Short problem:
Return the material word for word. Do not include pictures.

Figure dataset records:
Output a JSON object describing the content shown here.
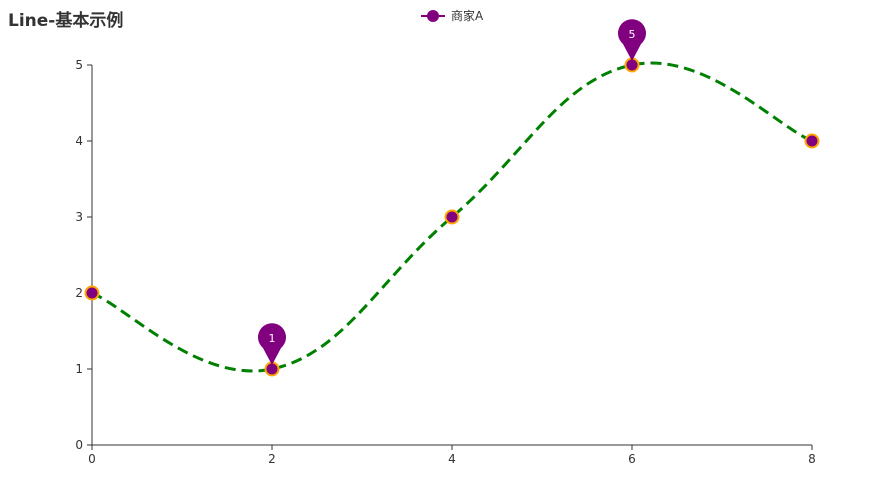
{
  "chart_data": {
    "type": "line",
    "title": "Line-基本示例",
    "x": [
      0,
      2,
      4,
      6,
      8
    ],
    "series": [
      {
        "name": "商家A",
        "values": [
          2,
          1,
          3,
          5,
          4
        ]
      }
    ],
    "xlim": [
      0,
      8
    ],
    "ylim": [
      0,
      5
    ],
    "x_ticks": [
      "0",
      "2",
      "4",
      "6",
      "8"
    ],
    "y_ticks": [
      "0",
      "1",
      "2",
      "3",
      "4",
      "5"
    ],
    "smooth": true,
    "line_style": "dashed",
    "line_color": "#008000",
    "marker_color": "#800080",
    "marker_border_color": "#FFA500",
    "grid": false,
    "legend_position": "top-center",
    "mark_points": [
      {
        "label": "max",
        "x": 6,
        "y": 5,
        "text": "5"
      },
      {
        "label": "min",
        "x": 2,
        "y": 1,
        "text": "1"
      }
    ]
  }
}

Response below:
Output a JSON object describing the content shown here.
{
  "chart_data": {
    "type": "line",
    "title": "Line-基本示例",
    "x": [
      0,
      2,
      4,
      6,
      8
    ],
    "series": [
      {
        "name": "商家A",
        "values": [
          2,
          1,
          3,
          5,
          4
        ]
      }
    ],
    "xlim": [
      0,
      8
    ],
    "ylim": [
      0,
      5
    ],
    "x_ticks": [
      "0",
      "2",
      "4",
      "6",
      "8"
    ],
    "y_ticks": [
      "0",
      "1",
      "2",
      "3",
      "4",
      "5"
    ],
    "smooth": true,
    "line_style": "dashed",
    "line_color": "#008000",
    "marker_color": "#800080",
    "marker_border_color": "#FFA500",
    "grid": false,
    "legend_position": "top-center",
    "mark_points": [
      {
        "label": "max",
        "x": 6,
        "y": 5,
        "text": "5"
      },
      {
        "label": "min",
        "x": 2,
        "y": 1,
        "text": "1"
      }
    ]
  }
}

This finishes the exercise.